**** Supplied data ****

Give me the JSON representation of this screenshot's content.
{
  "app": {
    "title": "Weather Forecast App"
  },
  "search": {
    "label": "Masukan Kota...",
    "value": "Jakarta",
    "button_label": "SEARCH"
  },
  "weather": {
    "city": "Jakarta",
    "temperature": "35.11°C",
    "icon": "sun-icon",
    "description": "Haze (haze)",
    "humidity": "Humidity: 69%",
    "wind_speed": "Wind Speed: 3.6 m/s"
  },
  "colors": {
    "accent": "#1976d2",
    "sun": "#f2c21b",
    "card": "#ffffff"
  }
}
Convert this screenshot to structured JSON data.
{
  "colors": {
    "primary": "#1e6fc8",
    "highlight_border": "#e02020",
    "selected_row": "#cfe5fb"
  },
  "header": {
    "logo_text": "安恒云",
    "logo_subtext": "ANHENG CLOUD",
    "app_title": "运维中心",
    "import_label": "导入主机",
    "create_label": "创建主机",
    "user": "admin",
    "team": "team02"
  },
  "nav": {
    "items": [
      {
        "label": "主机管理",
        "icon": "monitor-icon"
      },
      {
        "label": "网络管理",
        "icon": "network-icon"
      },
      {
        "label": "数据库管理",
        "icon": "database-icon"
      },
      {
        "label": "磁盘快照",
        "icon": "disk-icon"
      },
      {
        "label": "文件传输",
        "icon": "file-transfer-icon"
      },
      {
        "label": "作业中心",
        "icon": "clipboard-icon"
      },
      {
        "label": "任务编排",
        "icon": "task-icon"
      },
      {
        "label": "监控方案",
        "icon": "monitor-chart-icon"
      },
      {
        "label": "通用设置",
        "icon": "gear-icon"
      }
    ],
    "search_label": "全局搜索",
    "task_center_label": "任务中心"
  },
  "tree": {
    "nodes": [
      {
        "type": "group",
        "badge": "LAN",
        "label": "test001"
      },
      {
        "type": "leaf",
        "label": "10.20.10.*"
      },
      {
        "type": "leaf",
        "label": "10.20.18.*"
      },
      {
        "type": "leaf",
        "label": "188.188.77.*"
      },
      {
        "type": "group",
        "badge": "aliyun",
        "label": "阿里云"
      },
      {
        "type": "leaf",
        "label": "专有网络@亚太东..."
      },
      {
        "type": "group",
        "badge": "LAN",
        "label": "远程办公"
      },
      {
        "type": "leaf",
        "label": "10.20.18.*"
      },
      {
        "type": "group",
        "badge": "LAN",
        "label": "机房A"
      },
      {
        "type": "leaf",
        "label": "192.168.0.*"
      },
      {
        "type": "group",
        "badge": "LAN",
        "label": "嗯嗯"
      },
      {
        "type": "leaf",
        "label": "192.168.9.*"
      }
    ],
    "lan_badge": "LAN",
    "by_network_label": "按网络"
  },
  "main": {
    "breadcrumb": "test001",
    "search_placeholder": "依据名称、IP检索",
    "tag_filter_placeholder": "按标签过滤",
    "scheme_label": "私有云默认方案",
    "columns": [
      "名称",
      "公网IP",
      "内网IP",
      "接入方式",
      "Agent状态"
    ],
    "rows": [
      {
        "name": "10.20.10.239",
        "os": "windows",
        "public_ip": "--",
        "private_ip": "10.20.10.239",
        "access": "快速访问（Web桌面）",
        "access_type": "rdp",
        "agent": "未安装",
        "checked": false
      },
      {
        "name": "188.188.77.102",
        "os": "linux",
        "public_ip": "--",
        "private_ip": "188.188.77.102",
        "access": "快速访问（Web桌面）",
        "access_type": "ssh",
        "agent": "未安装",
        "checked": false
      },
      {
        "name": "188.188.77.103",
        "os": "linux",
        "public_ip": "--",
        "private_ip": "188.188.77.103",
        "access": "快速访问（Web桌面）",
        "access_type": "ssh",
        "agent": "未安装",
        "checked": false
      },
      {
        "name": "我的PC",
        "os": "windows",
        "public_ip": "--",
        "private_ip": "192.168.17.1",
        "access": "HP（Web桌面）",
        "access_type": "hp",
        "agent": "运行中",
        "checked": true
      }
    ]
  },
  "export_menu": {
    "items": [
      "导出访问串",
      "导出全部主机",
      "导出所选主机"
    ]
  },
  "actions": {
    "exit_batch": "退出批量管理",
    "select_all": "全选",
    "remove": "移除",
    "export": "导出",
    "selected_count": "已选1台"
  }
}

****

Please repeat the listing above in full and exactly.

Give me the JSON representation of this screenshot's content.
{
  "app": {
    "title": "Weather Forecast App"
  },
  "search": {
    "label": "Masukan Kota...",
    "value": "Jakarta",
    "button_label": "SEARCH"
  },
  "weather": {
    "city": "Jakarta",
    "temperature": "35.11°C",
    "icon": "sun-icon",
    "description": "Haze (haze)",
    "humidity": "Humidity: 69%",
    "wind_speed": "Wind Speed: 3.6 m/s"
  },
  "colors": {
    "accent": "#1976d2",
    "sun": "#f2c21b",
    "card": "#ffffff"
  }
}
Convert this screenshot to structured JSON data.
{
  "colors": {
    "primary": "#1e6fc8",
    "highlight_border": "#e02020",
    "selected_row": "#cfe5fb"
  },
  "header": {
    "logo_text": "安恒云",
    "logo_subtext": "ANHENG CLOUD",
    "app_title": "运维中心",
    "import_label": "导入主机",
    "create_label": "创建主机",
    "user": "admin",
    "team": "team02"
  },
  "nav": {
    "items": [
      {
        "label": "主机管理",
        "icon": "monitor-icon"
      },
      {
        "label": "网络管理",
        "icon": "network-icon"
      },
      {
        "label": "数据库管理",
        "icon": "database-icon"
      },
      {
        "label": "磁盘快照",
        "icon": "disk-icon"
      },
      {
        "label": "文件传输",
        "icon": "file-transfer-icon"
      },
      {
        "label": "作业中心",
        "icon": "clipboard-icon"
      },
      {
        "label": "任务编排",
        "icon": "task-icon"
      },
      {
        "label": "监控方案",
        "icon": "monitor-chart-icon"
      },
      {
        "label": "通用设置",
        "icon": "gear-icon"
      }
    ],
    "search_label": "全局搜索",
    "task_center_label": "任务中心"
  },
  "tree": {
    "nodes": [
      {
        "type": "group",
        "badge": "LAN",
        "label": "test001"
      },
      {
        "type": "leaf",
        "label": "10.20.10.*"
      },
      {
        "type": "leaf",
        "label": "10.20.18.*"
      },
      {
        "type": "leaf",
        "label": "188.188.77.*"
      },
      {
        "type": "group",
        "badge": "aliyun",
        "label": "阿里云"
      },
      {
        "type": "leaf",
        "label": "专有网络@亚太东..."
      },
      {
        "type": "group",
        "badge": "LAN",
        "label": "远程办公"
      },
      {
        "type": "leaf",
        "label": "10.20.18.*"
      },
      {
        "type": "group",
        "badge": "LAN",
        "label": "机房A"
      },
      {
        "type": "leaf",
        "label": "192.168.0.*"
      },
      {
        "type": "group",
        "badge": "LAN",
        "label": "嗯嗯"
      },
      {
        "type": "leaf",
        "label": "192.168.9.*"
      }
    ],
    "lan_badge": "LAN",
    "by_network_label": "按网络"
  },
  "main": {
    "breadcrumb": "test001",
    "search_placeholder": "依据名称、IP检索",
    "tag_filter_placeholder": "按标签过滤",
    "scheme_label": "私有云默认方案",
    "columns": [
      "名称",
      "公网IP",
      "内网IP",
      "接入方式",
      "Agent状态"
    ],
    "rows": [
      {
        "name": "10.20.10.239",
        "os": "windows",
        "public_ip": "--",
        "private_ip": "10.20.10.239",
        "access": "快速访问（Web桌面）",
        "access_type": "rdp",
        "agent": "未安装",
        "checked": false
      },
      {
        "name": "188.188.77.102",
        "os": "linux",
        "public_ip": "--",
        "private_ip": "188.188.77.102",
        "access": "快速访问（Web桌面）",
        "access_type": "ssh",
        "agent": "未安装",
        "checked": false
      },
      {
        "name": "188.188.77.103",
        "os": "linux",
        "public_ip": "--",
        "private_ip": "188.188.77.103",
        "access": "快速访问（Web桌面）",
        "access_type": "ssh",
        "agent": "未安装",
        "checked": false
      },
      {
        "name": "我的PC",
        "os": "windows",
        "public_ip": "--",
        "private_ip": "192.168.17.1",
        "access": "HP（Web桌面）",
        "access_type": "hp",
        "agent": "运行中",
        "checked": true
      }
    ]
  },
  "export_menu": {
    "items": [
      "导出访问串",
      "导出全部主机",
      "导出所选主机"
    ]
  },
  "actions": {
    "exit_batch": "退出批量管理",
    "select_all": "全选",
    "remove": "移除",
    "export": "导出",
    "selected_count": "已选1台"
  }
}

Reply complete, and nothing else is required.